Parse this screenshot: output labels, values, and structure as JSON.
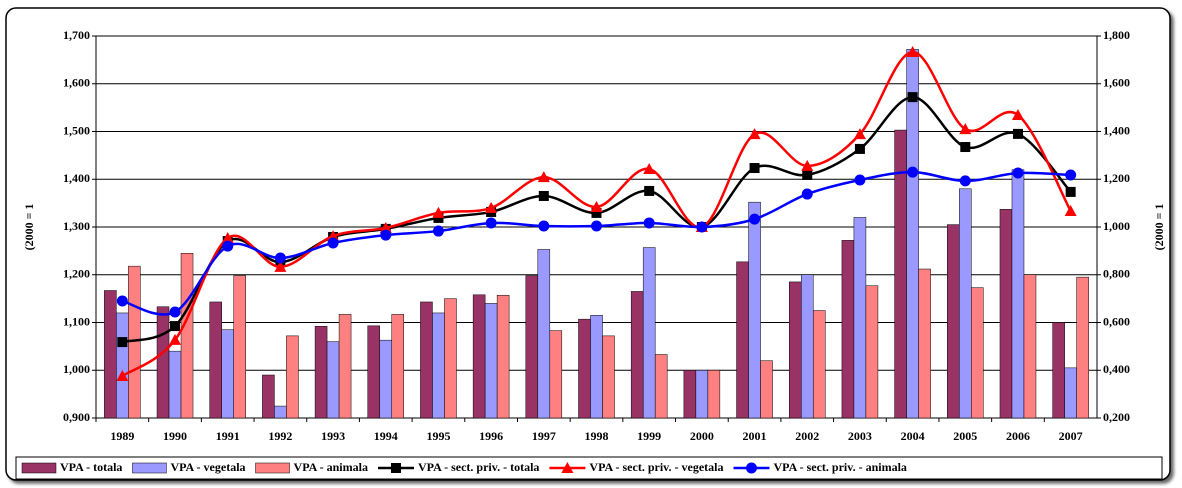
{
  "chart_data": {
    "type": "combo",
    "ylabel": "(2000 = 1",
    "y2label": "(2000 = 1",
    "categories": [
      "1989",
      "1990",
      "1991",
      "1992",
      "1993",
      "1994",
      "1995",
      "1996",
      "1997",
      "1998",
      "1999",
      "2000",
      "2001",
      "2002",
      "2003",
      "2004",
      "2005",
      "2006",
      "2007"
    ],
    "ylim": [
      0.9,
      1.7
    ],
    "yticks": [
      {
        "value": 0.9,
        "label": "0,900"
      },
      {
        "value": 1.0,
        "label": "1,000"
      },
      {
        "value": 1.1,
        "label": "1,100"
      },
      {
        "value": 1.2,
        "label": "1,200"
      },
      {
        "value": 1.3,
        "label": "1,300"
      },
      {
        "value": 1.4,
        "label": "1,400"
      },
      {
        "value": 1.5,
        "label": "1,500"
      },
      {
        "value": 1.6,
        "label": "1,600"
      },
      {
        "value": 1.7,
        "label": "1,700"
      }
    ],
    "y2lim": [
      0.2,
      1.8
    ],
    "y2ticks": [
      {
        "value": 0.2,
        "label": "0,200"
      },
      {
        "value": 0.4,
        "label": "0,400"
      },
      {
        "value": 0.6,
        "label": "0,600"
      },
      {
        "value": 0.8,
        "label": "0,800"
      },
      {
        "value": 1.0,
        "label": "1,000"
      },
      {
        "value": 1.2,
        "label": "1,200"
      },
      {
        "value": 1.4,
        "label": "1,400"
      },
      {
        "value": 1.6,
        "label": "1,600"
      },
      {
        "value": 1.8,
        "label": "1,800"
      }
    ],
    "grid": true,
    "legend": "bottom",
    "series": [
      {
        "name": "VPA - totala",
        "type": "bar",
        "color": "#993366",
        "values": [
          1.167,
          1.133,
          1.143,
          0.99,
          1.092,
          1.093,
          1.143,
          1.158,
          1.198,
          1.107,
          1.165,
          1.0,
          1.227,
          1.185,
          1.272,
          1.503,
          1.305,
          1.337,
          1.1
        ]
      },
      {
        "name": "VPA - vegetala",
        "type": "bar",
        "color": "#9999ff",
        "values": [
          1.12,
          1.04,
          1.085,
          0.925,
          1.06,
          1.063,
          1.12,
          1.14,
          1.253,
          1.115,
          1.257,
          1.0,
          1.352,
          1.2,
          1.32,
          1.672,
          1.38,
          1.42,
          1.005
        ]
      },
      {
        "name": "VPA - animala",
        "type": "bar",
        "color": "#ff8080",
        "values": [
          1.218,
          1.245,
          1.198,
          1.072,
          1.117,
          1.117,
          1.15,
          1.157,
          1.083,
          1.072,
          1.033,
          1.0,
          1.02,
          1.125,
          1.177,
          1.212,
          1.173,
          1.2,
          1.195
        ]
      },
      {
        "name": "VPA - sect. priv. - totala",
        "type": "line",
        "axis": "y2",
        "marker": "square",
        "color": "#000000",
        "values": [
          0.518,
          0.585,
          0.941,
          0.853,
          0.958,
          0.992,
          1.038,
          1.063,
          1.13,
          1.059,
          1.151,
          1.0,
          1.247,
          1.218,
          1.327,
          1.544,
          1.335,
          1.39,
          1.147
        ]
      },
      {
        "name": "VPA - sect. priv. - vegetala",
        "type": "line",
        "axis": "y2",
        "marker": "triangle",
        "color": "#ff0000",
        "values": [
          0.376,
          0.527,
          0.954,
          0.833,
          0.962,
          0.996,
          1.059,
          1.08,
          1.209,
          1.084,
          1.243,
          1.0,
          1.389,
          1.256,
          1.389,
          1.733,
          1.41,
          1.469,
          1.067
        ]
      },
      {
        "name": "VPA - sect. priv. - animala",
        "type": "line",
        "axis": "y2",
        "marker": "circle",
        "color": "#0000ff",
        "values": [
          0.69,
          0.644,
          0.92,
          0.87,
          0.933,
          0.966,
          0.983,
          1.017,
          1.004,
          1.004,
          1.017,
          1.0,
          1.033,
          1.138,
          1.197,
          1.23,
          1.193,
          1.226,
          1.218
        ]
      }
    ]
  }
}
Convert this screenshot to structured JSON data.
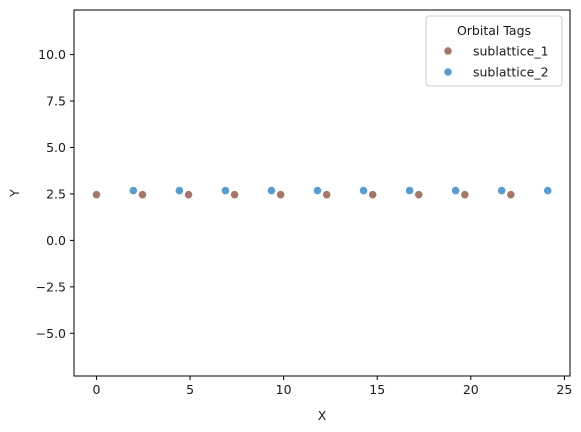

#### What you need to do
Search the records above for the string "animala". Copy every line that contains it.

#### Task answer
        "name": "VPA - animala",
        "name": "VPA - sect. priv. - animala",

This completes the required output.